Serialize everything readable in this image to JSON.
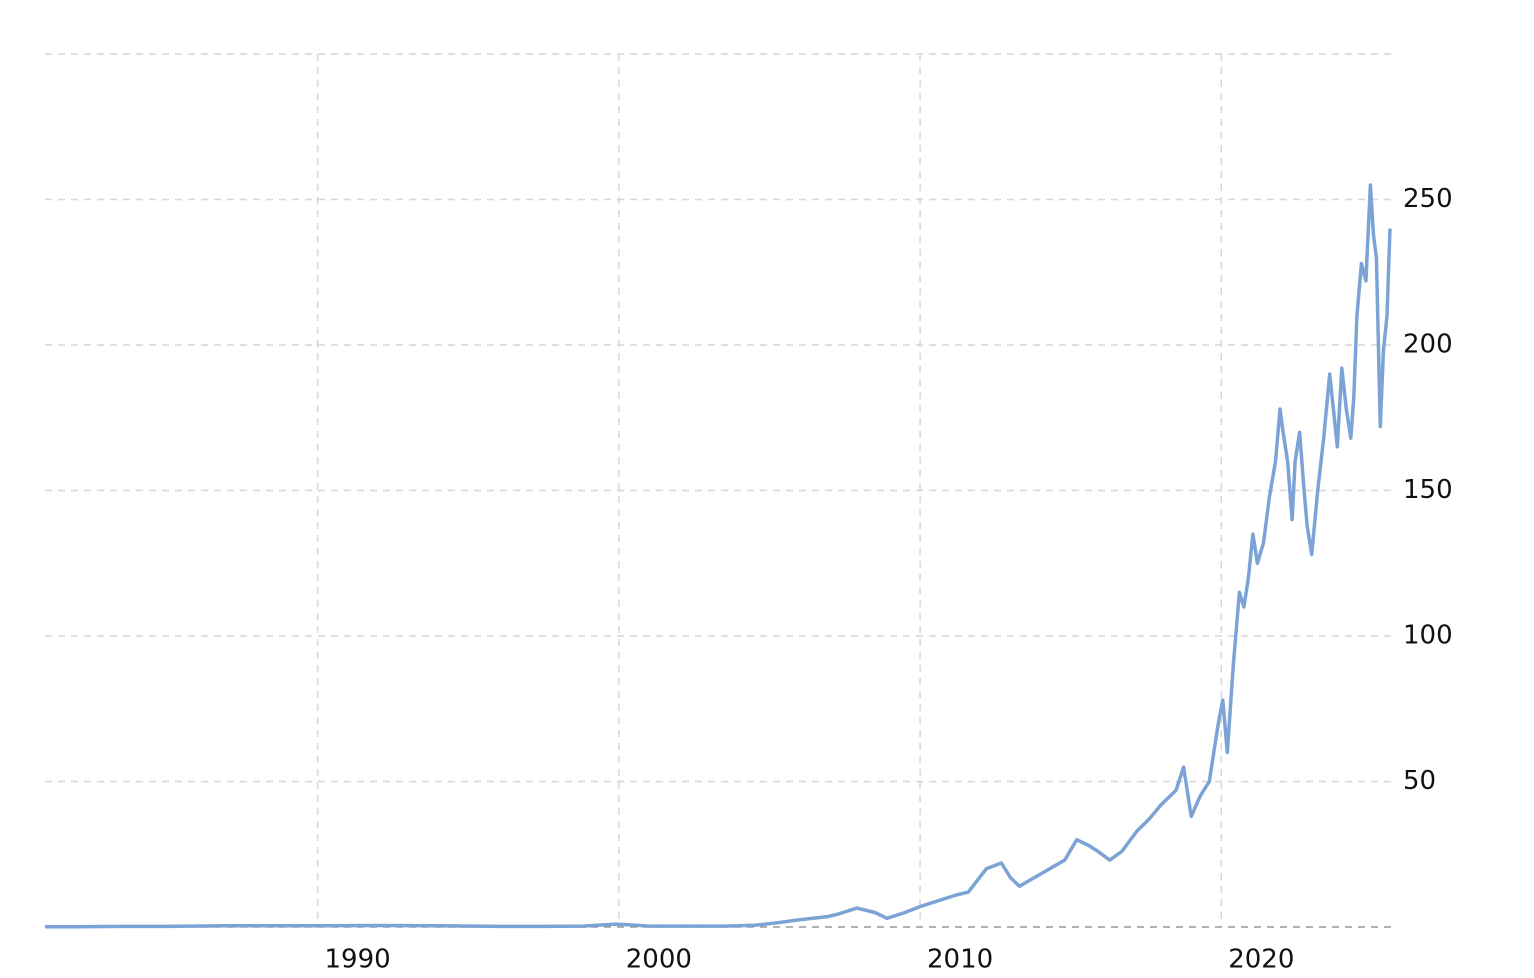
{
  "chart_data": {
    "type": "line",
    "color": "#7ba3d6",
    "x": [
      1980.95,
      1982,
      1983.5,
      1985,
      1987,
      1988.5,
      1990,
      1992,
      1994,
      1996,
      1997.5,
      1998.8,
      1999.9,
      2000.3,
      2001,
      2002.5,
      2003.5,
      2004.5,
      2005.3,
      2006,
      2006.9,
      2007.3,
      2007.9,
      2008.5,
      2008.9,
      2009.5,
      2010,
      2010.6,
      2011.2,
      2011.6,
      2012.2,
      2012.7,
      2013.0,
      2013.3,
      2013.8,
      2014.3,
      2014.8,
      2015.2,
      2015.6,
      2015.9,
      2016.3,
      2016.7,
      2017.2,
      2017.6,
      2018.0,
      2018.5,
      2018.75,
      2019.0,
      2019.3,
      2019.6,
      2019.9,
      2020.05,
      2020.2,
      2020.4,
      2020.6,
      2020.75,
      2020.9,
      2021.05,
      2021.2,
      2021.4,
      2021.6,
      2021.8,
      2021.95,
      2022.05,
      2022.2,
      2022.35,
      2022.45,
      2022.6,
      2022.75,
      2022.85,
      2023.0,
      2023.2,
      2023.4,
      2023.6,
      2023.75,
      2023.85,
      2024.0,
      2024.15,
      2024.3,
      2024.4,
      2024.5,
      2024.65,
      2024.8,
      2024.95,
      2025.05,
      2025.15,
      2025.28,
      2025.38,
      2025.5,
      2025.6
    ],
    "values": [
      0.1,
      0.1,
      0.2,
      0.2,
      0.4,
      0.4,
      0.4,
      0.5,
      0.4,
      0.2,
      0.2,
      0.3,
      1.0,
      0.8,
      0.3,
      0.3,
      0.3,
      0.6,
      1.5,
      2.5,
      3.5,
      4.5,
      6.5,
      5,
      3,
      5,
      7,
      9,
      11,
      12,
      20,
      22,
      17,
      14,
      17,
      20,
      23,
      30,
      28,
      26,
      23,
      26,
      33,
      37,
      42,
      47,
      55,
      38,
      45,
      50,
      70,
      78,
      60,
      90,
      115,
      110,
      120,
      135,
      125,
      132,
      148,
      160,
      178,
      170,
      160,
      140,
      160,
      170,
      150,
      138,
      128,
      150,
      168,
      190,
      175,
      165,
      192,
      178,
      168,
      182,
      210,
      228,
      222,
      255,
      238,
      230,
      172,
      198,
      210,
      240
    ],
    "xlim": [
      1980.95,
      2025.7
    ],
    "xticks": [
      1990,
      2000,
      2010,
      2020
    ],
    "ylim": [
      0,
      300
    ],
    "yticks": [
      50,
      100,
      150,
      200,
      250
    ],
    "grid": true
  }
}
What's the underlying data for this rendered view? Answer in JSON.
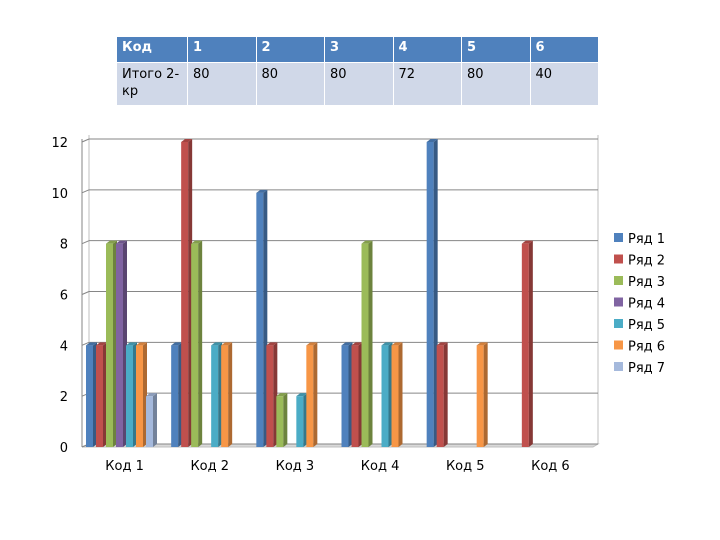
{
  "table": {
    "headers": [
      "Код",
      "1",
      "2",
      "3",
      "4",
      "5",
      "6"
    ],
    "row": [
      "Итого 2-кр",
      "80",
      "80",
      "80",
      "72",
      "80",
      "40"
    ]
  },
  "chart_data": {
    "type": "bar",
    "title": "",
    "xlabel": "",
    "ylabel": "",
    "categories": [
      "Код 1",
      "Код 2",
      "Код 3",
      "Код 4",
      "Код 5",
      "Код 6"
    ],
    "yticks": [
      "0",
      "2",
      "4",
      "6",
      "8",
      "10",
      "12"
    ],
    "ylim": [
      0,
      12
    ],
    "grid": true,
    "legend_position": "right",
    "series": [
      {
        "name": "Ряд 1",
        "color": "#4f81bd",
        "values": [
          4,
          4,
          10,
          4,
          12,
          null
        ]
      },
      {
        "name": "Ряд 2",
        "color": "#c0504d",
        "values": [
          4,
          12,
          4,
          4,
          4,
          8
        ]
      },
      {
        "name": "Ряд 3",
        "color": "#9bbb59",
        "values": [
          8,
          8,
          2,
          8,
          null,
          null
        ]
      },
      {
        "name": "Ряд 4",
        "color": "#8064a2",
        "values": [
          8,
          null,
          null,
          null,
          null,
          null
        ]
      },
      {
        "name": "Ряд 5",
        "color": "#4bacc6",
        "values": [
          4,
          4,
          2,
          4,
          null,
          null
        ]
      },
      {
        "name": "Ряд 6",
        "color": "#f79646",
        "values": [
          4,
          4,
          4,
          4,
          4,
          null
        ]
      },
      {
        "name": "Ряд 7",
        "color": "#a5b9dc",
        "values": [
          2,
          null,
          null,
          null,
          null,
          null
        ]
      }
    ]
  }
}
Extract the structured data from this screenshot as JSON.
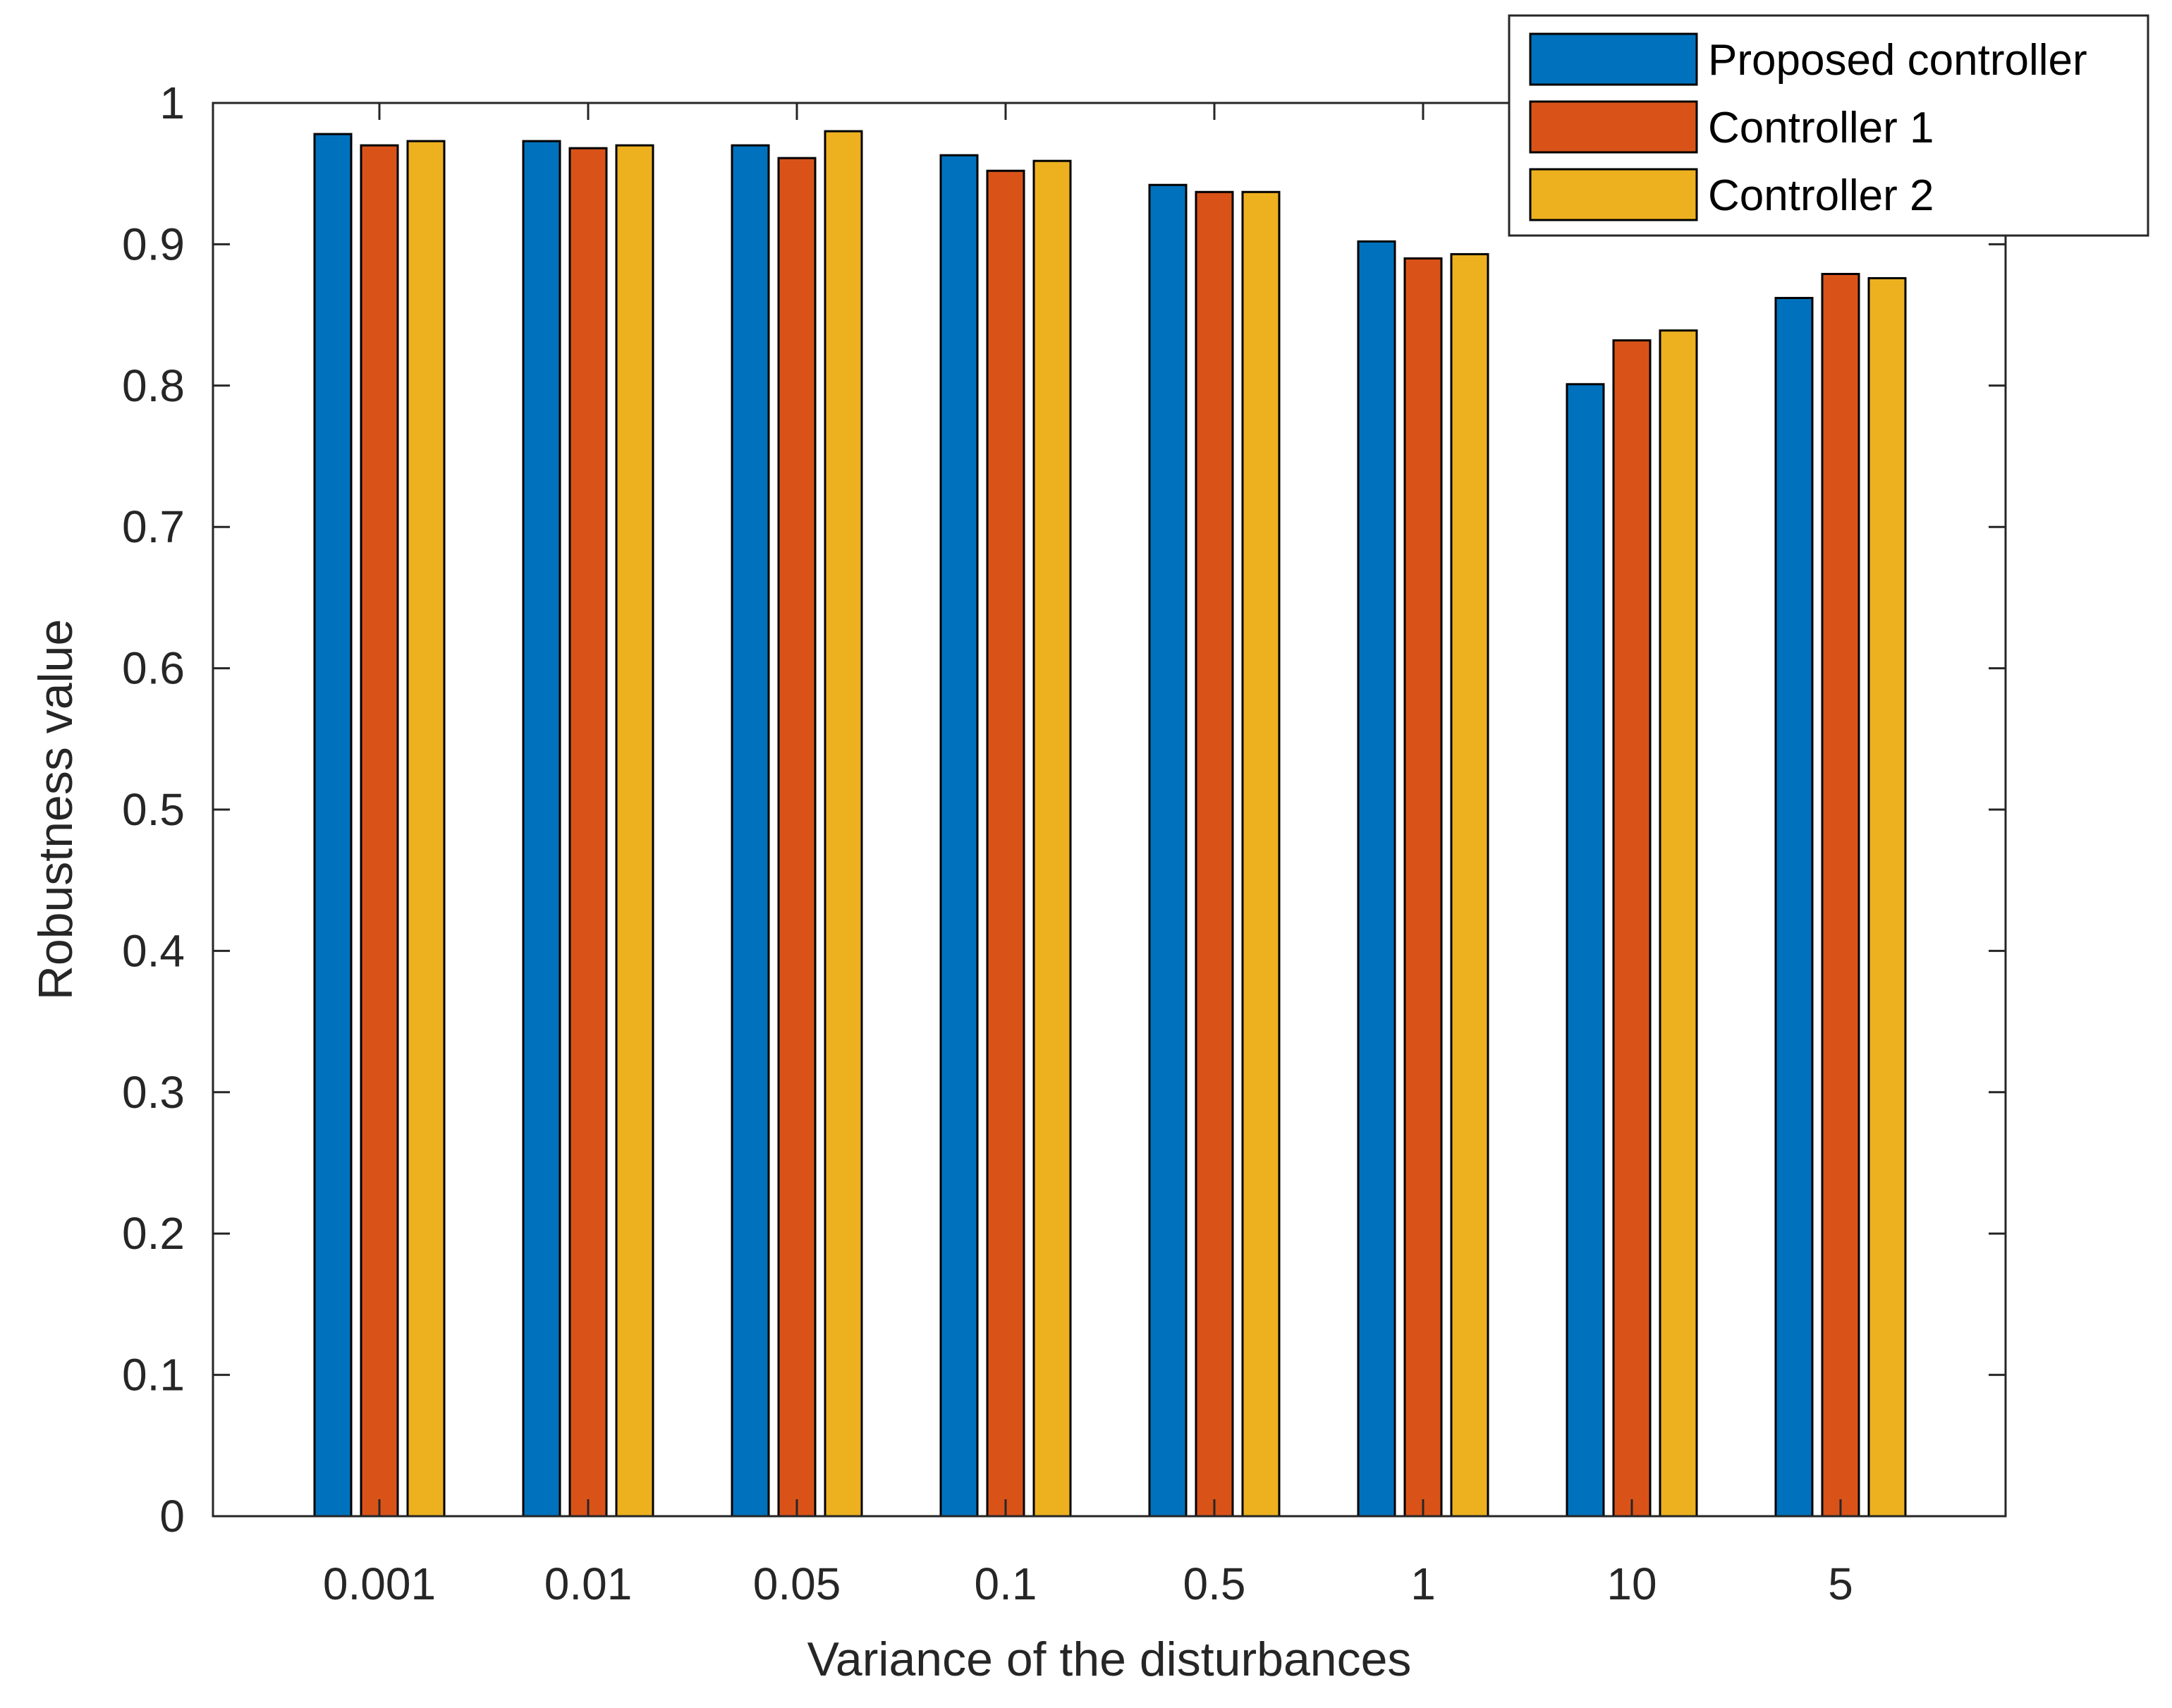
{
  "chart_data": {
    "type": "bar",
    "title": "",
    "xlabel": "Variance of the disturbances",
    "ylabel": "Robustness value",
    "ylim": [
      0,
      1
    ],
    "yticks": [
      "0",
      "0.1",
      "0.2",
      "0.3",
      "0.4",
      "0.5",
      "0.6",
      "0.7",
      "0.8",
      "0.9",
      "1"
    ],
    "categories": [
      "0.001",
      "0.01",
      "0.05",
      "0.1",
      "0.5",
      "1",
      "10",
      "5"
    ],
    "series": [
      {
        "name": "Proposed controller",
        "color": "#0072BD",
        "values": [
          0.978,
          0.973,
          0.97,
          0.963,
          0.942,
          0.902,
          0.801,
          0.862
        ]
      },
      {
        "name": "Controller 1",
        "color": "#D95319",
        "values": [
          0.97,
          0.968,
          0.961,
          0.952,
          0.937,
          0.89,
          0.832,
          0.879
        ]
      },
      {
        "name": "Controller 2",
        "color": "#EDB120",
        "values": [
          0.973,
          0.97,
          0.98,
          0.959,
          0.937,
          0.893,
          0.839,
          0.876
        ]
      }
    ],
    "legend": "top-right",
    "grid": false
  }
}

→ What you should do: Across the records above, count the lines holding "color" and reply with that number alone.

→ Written answer: 11